> [JOB]: Reading the listing below, count the lines that contain the word "name" and give that count alone.

> [DATA ROWS]:
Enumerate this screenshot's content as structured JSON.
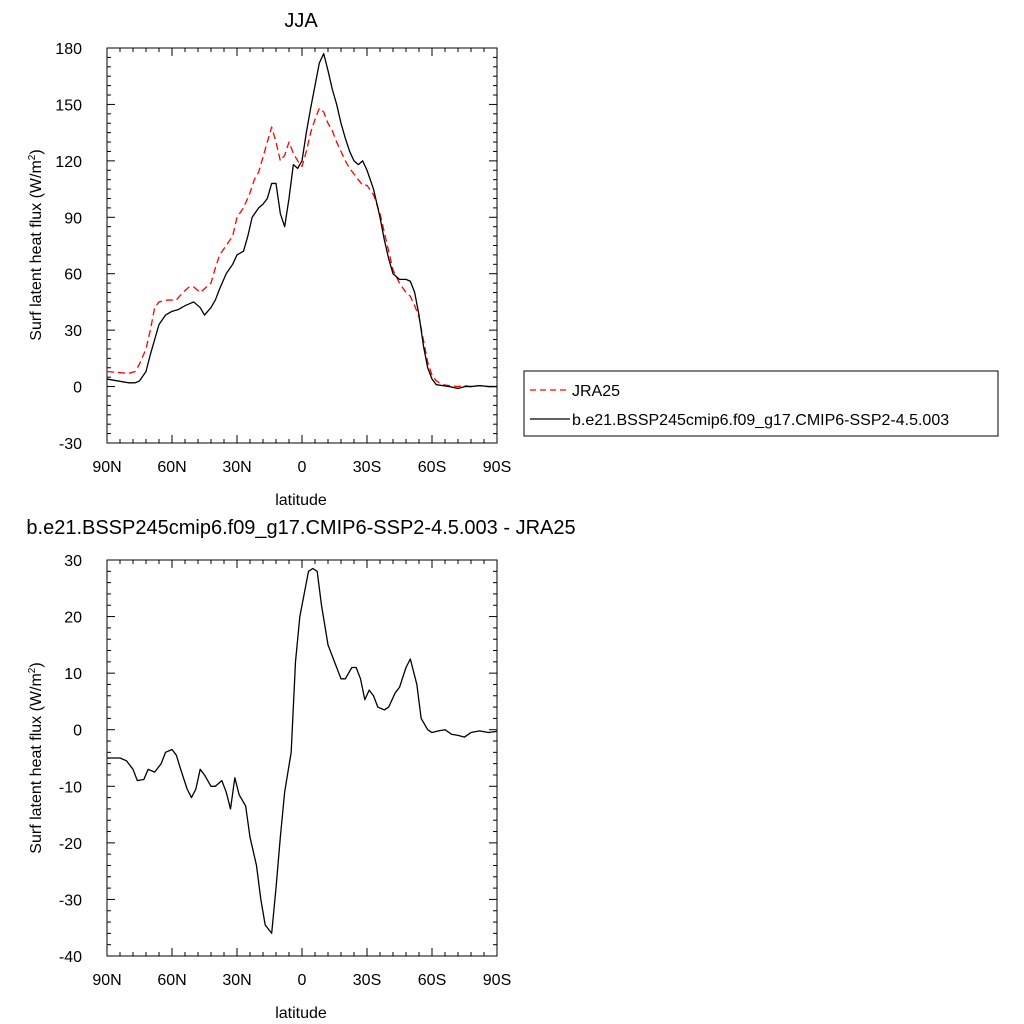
{
  "chart_data": [
    {
      "type": "line",
      "title": "JJA",
      "xlabel": "latitude",
      "ylabel": "Surf latent heat flux (W/m",
      "ylabel_sup": "2",
      "ylabel_close": ")",
      "xlim": [
        90,
        -90
      ],
      "ylim": [
        -30,
        180
      ],
      "xticks": [
        {
          "value": 90,
          "label": "90N"
        },
        {
          "value": 60,
          "label": "60N"
        },
        {
          "value": 30,
          "label": "30N"
        },
        {
          "value": 0,
          "label": "0"
        },
        {
          "value": -30,
          "label": "30S"
        },
        {
          "value": -60,
          "label": "60S"
        },
        {
          "value": -90,
          "label": "90S"
        }
      ],
      "yticks": [
        -30,
        0,
        30,
        60,
        90,
        120,
        150,
        180
      ],
      "legend_position": "right",
      "series": [
        {
          "name": "JRA25",
          "color": "#ff0000",
          "dash": true,
          "points": [
            [
              90,
              8
            ],
            [
              85,
              7.5
            ],
            [
              80,
              7
            ],
            [
              77,
              8
            ],
            [
              75,
              12
            ],
            [
              72,
              20
            ],
            [
              70,
              30
            ],
            [
              68,
              42
            ],
            [
              66,
              45
            ],
            [
              62,
              46
            ],
            [
              58,
              46
            ],
            [
              55,
              50
            ],
            [
              52,
              53
            ],
            [
              50,
              53
            ],
            [
              47,
              50
            ],
            [
              45,
              52
            ],
            [
              42,
              55
            ],
            [
              40,
              63
            ],
            [
              38,
              70
            ],
            [
              35,
              75
            ],
            [
              32,
              80
            ],
            [
              30,
              90
            ],
            [
              27,
              95
            ],
            [
              24,
              103
            ],
            [
              22,
              110
            ],
            [
              20,
              114
            ],
            [
              18,
              122
            ],
            [
              16,
              130
            ],
            [
              14,
              138
            ],
            [
              12,
              130
            ],
            [
              10,
              120
            ],
            [
              8,
              123
            ],
            [
              6,
              130
            ],
            [
              4,
              124
            ],
            [
              2,
              120
            ],
            [
              0,
              117
            ],
            [
              -2,
              125
            ],
            [
              -4,
              135
            ],
            [
              -6,
              142
            ],
            [
              -8,
              148
            ],
            [
              -10,
              146
            ],
            [
              -12,
              140
            ],
            [
              -14,
              136
            ],
            [
              -16,
              130
            ],
            [
              -18,
              125
            ],
            [
              -20,
              120
            ],
            [
              -22,
              116
            ],
            [
              -24,
              113
            ],
            [
              -26,
              110
            ],
            [
              -28,
              107
            ],
            [
              -30,
              107
            ],
            [
              -33,
              102
            ],
            [
              -36,
              92
            ],
            [
              -38,
              82
            ],
            [
              -40,
              72
            ],
            [
              -42,
              62
            ],
            [
              -45,
              55
            ],
            [
              -48,
              50
            ],
            [
              -50,
              48
            ],
            [
              -52,
              43
            ],
            [
              -54,
              37
            ],
            [
              -56,
              25
            ],
            [
              -58,
              13
            ],
            [
              -60,
              6
            ],
            [
              -62,
              3
            ],
            [
              -65,
              1
            ],
            [
              -68,
              0.5
            ],
            [
              -72,
              0
            ],
            [
              -75,
              0.5
            ],
            [
              -78,
              0
            ],
            [
              -82,
              0.5
            ],
            [
              -86,
              0
            ],
            [
              -90,
              0
            ]
          ]
        },
        {
          "name": "b.e21.BSSP245cmip6.f09_g17.CMIP6-SSP2-4.5.003",
          "color": "#000000",
          "dash": false,
          "points": [
            [
              90,
              4
            ],
            [
              85,
              3
            ],
            [
              80,
              2
            ],
            [
              77,
              2
            ],
            [
              75,
              3
            ],
            [
              72,
              8
            ],
            [
              70,
              17
            ],
            [
              68,
              25
            ],
            [
              66,
              33
            ],
            [
              63,
              38
            ],
            [
              60,
              40
            ],
            [
              57,
              41
            ],
            [
              54,
              43
            ],
            [
              50,
              45
            ],
            [
              47,
              42
            ],
            [
              45,
              38
            ],
            [
              42,
              42
            ],
            [
              40,
              46
            ],
            [
              38,
              52
            ],
            [
              35,
              60
            ],
            [
              32,
              65
            ],
            [
              30,
              70
            ],
            [
              27,
              72
            ],
            [
              25,
              80
            ],
            [
              23,
              90
            ],
            [
              20,
              95
            ],
            [
              18,
              97
            ],
            [
              16,
              100
            ],
            [
              14,
              108
            ],
            [
              12,
              108
            ],
            [
              10,
              92
            ],
            [
              8,
              85
            ],
            [
              6,
              100
            ],
            [
              4,
              118
            ],
            [
              2,
              116
            ],
            [
              0,
              120
            ],
            [
              -2,
              135
            ],
            [
              -4,
              148
            ],
            [
              -6,
              160
            ],
            [
              -8,
              172
            ],
            [
              -10,
              177
            ],
            [
              -12,
              168
            ],
            [
              -14,
              158
            ],
            [
              -16,
              150
            ],
            [
              -18,
              140
            ],
            [
              -20,
              132
            ],
            [
              -22,
              125
            ],
            [
              -24,
              120
            ],
            [
              -26,
              118
            ],
            [
              -28,
              120
            ],
            [
              -30,
              115
            ],
            [
              -33,
              105
            ],
            [
              -36,
              90
            ],
            [
              -38,
              78
            ],
            [
              -40,
              68
            ],
            [
              -42,
              60
            ],
            [
              -45,
              57
            ],
            [
              -48,
              57
            ],
            [
              -50,
              56
            ],
            [
              -52,
              50
            ],
            [
              -54,
              38
            ],
            [
              -56,
              22
            ],
            [
              -58,
              10
            ],
            [
              -60,
              4
            ],
            [
              -62,
              1
            ],
            [
              -65,
              0.5
            ],
            [
              -68,
              0
            ],
            [
              -72,
              -1
            ],
            [
              -75,
              0
            ],
            [
              -78,
              0
            ],
            [
              -82,
              0.5
            ],
            [
              -86,
              0
            ],
            [
              -90,
              0
            ]
          ]
        }
      ]
    },
    {
      "type": "line",
      "title": "b.e21.BSSP245cmip6.f09_g17.CMIP6-SSP2-4.5.003 - JRA25",
      "xlabel": "latitude",
      "ylabel": "Surf latent heat flux (W/m",
      "ylabel_sup": "2",
      "ylabel_close": ")",
      "xlim": [
        90,
        -90
      ],
      "ylim": [
        -40,
        30
      ],
      "xticks": [
        {
          "value": 90,
          "label": "90N"
        },
        {
          "value": 60,
          "label": "60N"
        },
        {
          "value": 30,
          "label": "30N"
        },
        {
          "value": 0,
          "label": "0"
        },
        {
          "value": -30,
          "label": "30S"
        },
        {
          "value": -60,
          "label": "60S"
        },
        {
          "value": -90,
          "label": "90S"
        }
      ],
      "yticks": [
        -40,
        -30,
        -20,
        -10,
        0,
        10,
        20,
        30
      ],
      "series": [
        {
          "color": "#000000",
          "dash": false,
          "points": [
            [
              90,
              -5
            ],
            [
              87,
              -5
            ],
            [
              84,
              -5
            ],
            [
              81,
              -5.5
            ],
            [
              78,
              -7
            ],
            [
              76,
              -9
            ],
            [
              73,
              -8.8
            ],
            [
              71,
              -7
            ],
            [
              68,
              -7.5
            ],
            [
              65,
              -6
            ],
            [
              63,
              -4
            ],
            [
              60,
              -3.5
            ],
            [
              58,
              -4.5
            ],
            [
              56,
              -7
            ],
            [
              53,
              -10.5
            ],
            [
              51,
              -12
            ],
            [
              49,
              -10.5
            ],
            [
              47,
              -7
            ],
            [
              45,
              -8
            ],
            [
              42,
              -10
            ],
            [
              40,
              -10
            ],
            [
              37,
              -9
            ],
            [
              35,
              -11
            ],
            [
              33,
              -14
            ],
            [
              31,
              -8.5
            ],
            [
              29,
              -11.5
            ],
            [
              26,
              -13.5
            ],
            [
              24,
              -19
            ],
            [
              21,
              -24
            ],
            [
              19,
              -30
            ],
            [
              17,
              -34.5
            ],
            [
              14,
              -36
            ],
            [
              12,
              -28
            ],
            [
              10,
              -19
            ],
            [
              8,
              -11
            ],
            [
              5,
              -4
            ],
            [
              3,
              12
            ],
            [
              1,
              20
            ],
            [
              -1,
              24
            ],
            [
              -3,
              28
            ],
            [
              -5,
              28.5
            ],
            [
              -7,
              28
            ],
            [
              -9,
              22
            ],
            [
              -12,
              15
            ],
            [
              -15,
              12
            ],
            [
              -18,
              9
            ],
            [
              -20,
              9
            ],
            [
              -23,
              11
            ],
            [
              -25,
              11
            ],
            [
              -27,
              9
            ],
            [
              -29,
              5.3
            ],
            [
              -31,
              7
            ],
            [
              -33,
              6
            ],
            [
              -35,
              4
            ],
            [
              -38,
              3.5
            ],
            [
              -40,
              4
            ],
            [
              -43,
              6.5
            ],
            [
              -45,
              7.5
            ],
            [
              -48,
              11
            ],
            [
              -50,
              12.5
            ],
            [
              -53,
              8
            ],
            [
              -55,
              2
            ],
            [
              -58,
              0
            ],
            [
              -60,
              -0.5
            ],
            [
              -63,
              -0.2
            ],
            [
              -66,
              0
            ],
            [
              -69,
              -0.8
            ],
            [
              -72,
              -1
            ],
            [
              -75,
              -1.3
            ],
            [
              -78,
              -0.5
            ],
            [
              -82,
              -0.2
            ],
            [
              -86,
              -0.5
            ],
            [
              -90,
              -0.3
            ]
          ]
        }
      ]
    }
  ]
}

> [THE COMPLETED TASK]: 2